§ **WHAT THE TASK ASKS**
If a record holds a picture, leave the picture out and repeat everything else exactly.

§ **GIVEN INFORMATION**
++++++++++

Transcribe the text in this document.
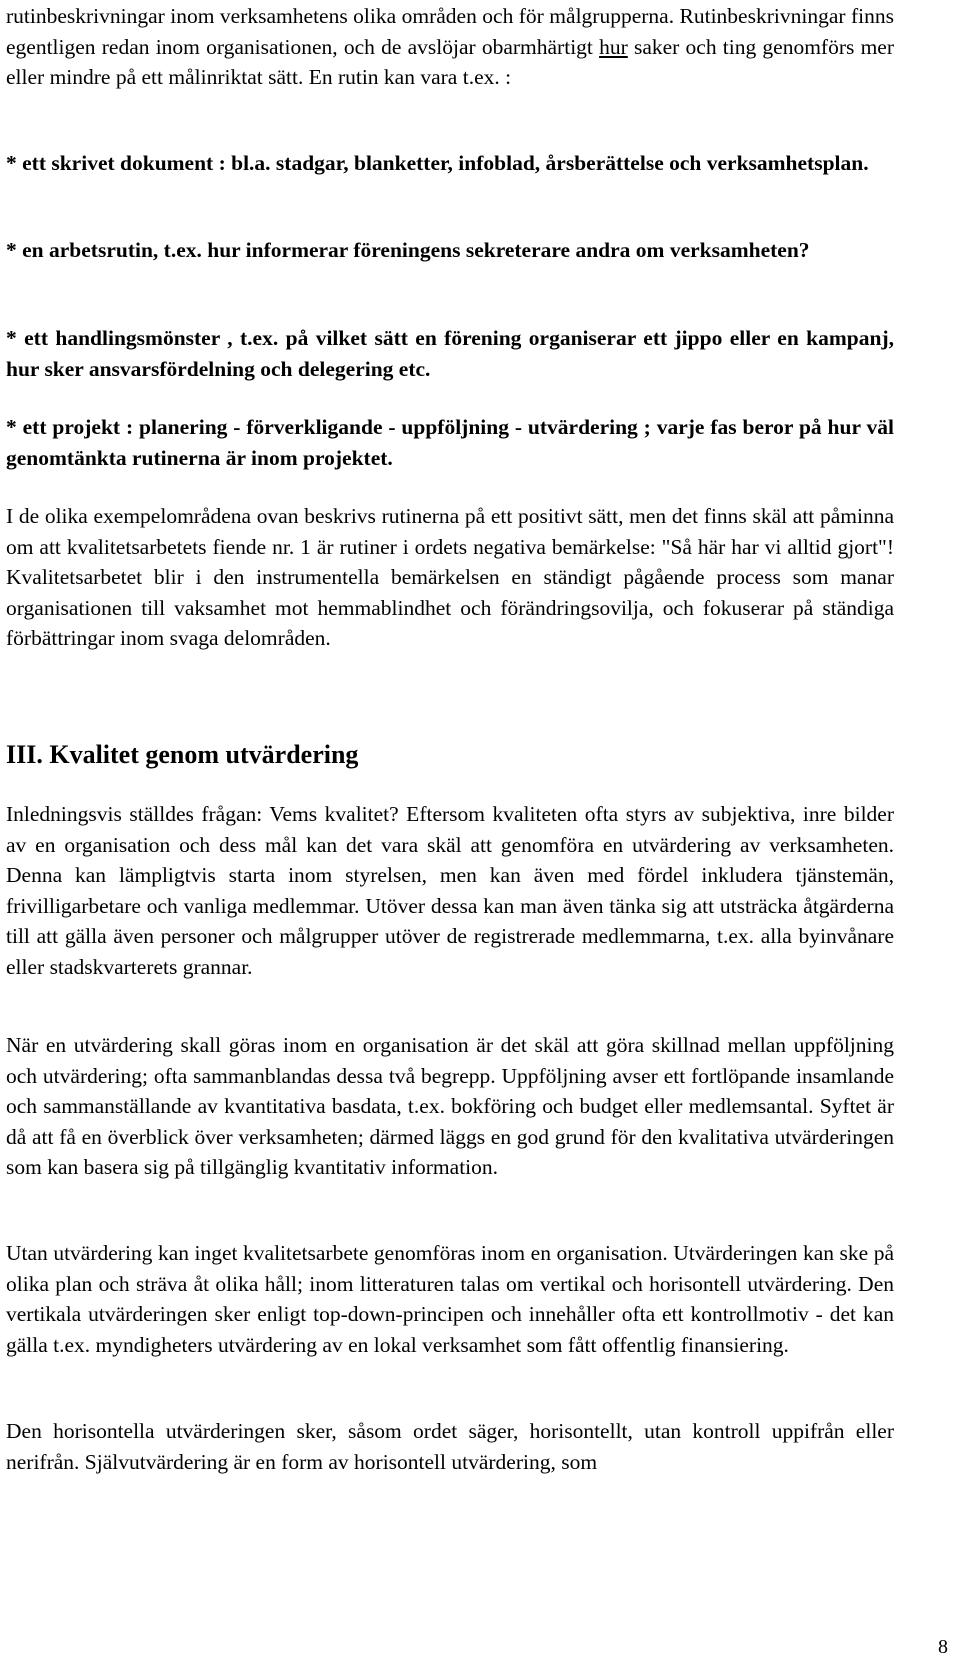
rutinbeskrivningar inom verksamhetens olika områden och för målgrupperna. Rutinbeskrivningar finns egentligen redan inom organisationen, och de avslöjar obarmhärtigt hur saker och ting genomförs mer eller mindre på ett målinriktat sätt. En rutin kan vara t.ex. :

* ett skrivet dokument : bl.a. stadgar, blanketter, infoblad, årsberättelse och verksamhetsplan.

* en arbetsrutin, t.ex. hur informerar föreningens sekreterare andra om verksamheten?

* ett handlingsmönster , t.ex. på vilket sätt en förening organiserar ett jippo eller en kampanj, hur sker ansvarsfördelning och delegering etc.

* ett projekt : planering - förverkligande - uppföljning - utvärdering ; varje fas beror på hur väl genomtänkta rutinerna är inom projektet.

I de olika exempelområdena ovan beskrivs rutinerna på ett positivt sätt, men det finns skäl att påminna om att kvalitetsarbetets fiende nr. 1 är rutiner i ordets negativa bemärkelse: "Så här har vi alltid gjort"! Kvalitetsarbetet blir i den instrumentella bemärkelsen en ständigt pågående process som manar organisationen till vaksamhet mot hemmablindhet och förändringsovilja, och fokuserar på ständiga förbättringar inom svaga delområden.

III. Kvalitet genom utvärdering

Inledningsvis ställdes frågan: Vems kvalitet? Eftersom kvaliteten ofta styrs av subjektiva, inre bilder av en organisation och dess mål kan det vara skäl att genomföra en utvärdering av verksamheten. Denna kan lämpligtvis starta inom styrelsen, men kan även med fördel inkludera tjänstemän, frivilligarbetare och vanliga medlemmar. Utöver dessa kan man även tänka sig att utsträcka åtgärderna till att gälla även personer och målgrupper utöver de registrerade medlemmarna, t.ex. alla byinvånare eller stadskvarterets grannar.

När en utvärdering skall göras inom en organisation är det skäl att göra skillnad mellan uppföljning och utvärdering; ofta sammanblandas dessa två begrepp. Uppföljning avser ett fortlöpande insamlande och sammanställande av kvantitativa basdata, t.ex. bokföring och budget eller medlemsantal. Syftet är då att få en överblick över verksamheten; därmed läggs en god grund för den kvalitativa utvärderingen som kan basera sig på tillgänglig kvantitativ information.

Utan utvärdering kan inget kvalitetsarbete genomföras inom en organisation. Utvärderingen kan ske på olika plan och sträva åt olika håll; inom litteraturen talas om vertikal och horisontell utvärdering. Den vertikala utvärderingen sker enligt top-down-principen och innehåller ofta ett kontrollmotiv - det kan gälla t.ex. myndigheters utvärdering av en lokal verksamhet som fått offentlig finansiering.

Den horisontella utvärderingen sker, såsom ordet säger, horisontellt, utan kontroll uppifrån eller nerifrån. Självutvärdering är en form av horisontell utvärdering, som

8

++++++++++

§ **ANSWER BOX**
Transcribe the text in this document.
rutinbeskrivningar inom verksamhetens olika områden och för målgrupperna. Rutinbeskrivningar finns egentligen redan inom organisationen, och de avslöjar obarmhärtigt hur saker och ting genomförs mer eller mindre på ett målinriktat sätt. En rutin kan vara t.ex. :

* ett skrivet dokument : bl.a. stadgar, blanketter, infoblad, årsberättelse och verksamhetsplan.

* en arbetsrutin, t.ex. hur informerar föreningens sekreterare andra om verksamheten?

* ett handlingsmönster , t.ex. på vilket sätt en förening organiserar ett jippo eller en kampanj, hur sker ansvarsfördelning och delegering etc.

* ett projekt : planering - förverkligande - uppföljning - utvärdering ; varje fas beror på hur väl genomtänkta rutinerna är inom projektet.

I de olika exempelområdena ovan beskrivs rutinerna på ett positivt sätt, men det finns skäl att påminna om att kvalitetsarbetets fiende nr. 1 är rutiner i ordets negativa bemärkelse: "Så här har vi alltid gjort"! Kvalitetsarbetet blir i den instrumentella bemärkelsen en ständigt pågående process som manar organisationen till vaksamhet mot hemmablindhet och förändringsovilja, och fokuserar på ständiga förbättringar inom svaga delområden.

III. Kvalitet genom utvärdering

Inledningsvis ställdes frågan: Vems kvalitet? Eftersom kvaliteten ofta styrs av subjektiva, inre bilder av en organisation och dess mål kan det vara skäl att genomföra en utvärdering av verksamheten. Denna kan lämpligtvis starta inom styrelsen, men kan även med fördel inkludera tjänstemän, frivilligarbetare och vanliga medlemmar. Utöver dessa kan man även tänka sig att utsträcka åtgärderna till att gälla även personer och målgrupper utöver de registrerade medlemmarna, t.ex. alla byinvånare eller stadskvarterets grannar.

När en utvärdering skall göras inom en organisation är det skäl att göra skillnad mellan uppföljning och utvärdering; ofta sammanblandas dessa två begrepp. Uppföljning avser ett fortlöpande insamlande och sammanställande av kvantitativa basdata, t.ex. bokföring och budget eller medlemsantal. Syftet är då att få en överblick över verksamheten; därmed läggs en god grund för den kvalitativa utvärderingen som kan basera sig på tillgänglig kvantitativ information.

Utan utvärdering kan inget kvalitetsarbete genomföras inom en organisation. Utvärderingen kan ske på olika plan och sträva åt olika håll; inom litteraturen talas om vertikal och horisontell utvärdering. Den vertikala utvärderingen sker enligt top-down-principen och innehåller ofta ett kontrollmotiv - det kan gälla t.ex. myndigheters utvärdering av en lokal verksamhet som fått offentlig finansiering.

Den horisontella utvärderingen sker, såsom ordet säger, horisontellt, utan kontroll uppifrån eller nerifrån. Självutvärdering är en form av horisontell utvärdering, som

8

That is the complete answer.